## Exercise:
Extract each line holding the word "가점사항" from the entries.

## Stored rows:
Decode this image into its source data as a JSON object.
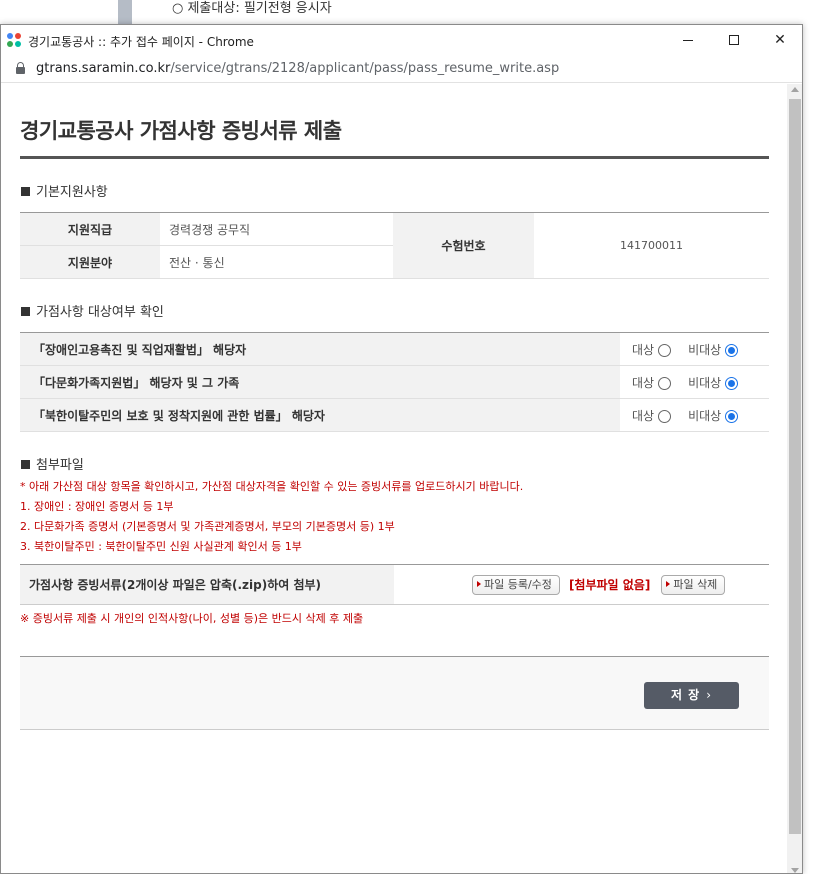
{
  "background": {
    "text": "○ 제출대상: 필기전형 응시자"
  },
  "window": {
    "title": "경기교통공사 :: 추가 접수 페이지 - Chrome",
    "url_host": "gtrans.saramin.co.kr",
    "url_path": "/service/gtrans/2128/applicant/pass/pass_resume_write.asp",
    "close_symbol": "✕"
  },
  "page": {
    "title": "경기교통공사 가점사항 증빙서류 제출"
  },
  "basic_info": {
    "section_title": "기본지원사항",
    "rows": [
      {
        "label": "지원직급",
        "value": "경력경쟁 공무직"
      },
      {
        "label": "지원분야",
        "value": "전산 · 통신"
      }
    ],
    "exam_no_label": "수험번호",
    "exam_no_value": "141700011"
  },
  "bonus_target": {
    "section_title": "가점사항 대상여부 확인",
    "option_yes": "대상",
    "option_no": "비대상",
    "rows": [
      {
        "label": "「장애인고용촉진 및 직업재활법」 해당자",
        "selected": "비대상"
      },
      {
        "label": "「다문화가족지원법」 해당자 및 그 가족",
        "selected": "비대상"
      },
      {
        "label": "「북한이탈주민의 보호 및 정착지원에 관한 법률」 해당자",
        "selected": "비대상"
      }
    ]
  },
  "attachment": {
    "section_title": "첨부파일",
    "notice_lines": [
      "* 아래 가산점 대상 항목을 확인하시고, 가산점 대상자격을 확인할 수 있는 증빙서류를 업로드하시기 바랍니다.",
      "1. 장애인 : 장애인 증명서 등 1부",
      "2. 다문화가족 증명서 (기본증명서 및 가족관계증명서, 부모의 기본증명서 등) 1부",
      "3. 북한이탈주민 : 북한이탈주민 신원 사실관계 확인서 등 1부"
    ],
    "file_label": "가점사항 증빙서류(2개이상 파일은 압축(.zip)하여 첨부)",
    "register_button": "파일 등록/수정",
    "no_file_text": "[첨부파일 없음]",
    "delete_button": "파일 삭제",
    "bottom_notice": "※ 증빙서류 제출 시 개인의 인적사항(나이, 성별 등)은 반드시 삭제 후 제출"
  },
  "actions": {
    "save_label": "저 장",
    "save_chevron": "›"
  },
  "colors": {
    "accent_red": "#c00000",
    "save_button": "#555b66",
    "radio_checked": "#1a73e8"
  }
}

## Reply:
    "title": "경기교통공사 가점사항 증빙서류 제출"
    "section_title": "가점사항 대상여부 확인",
    "file_label": "가점사항 증빙서류(2개이상 파일은 압축(.zip)하여 첨부)",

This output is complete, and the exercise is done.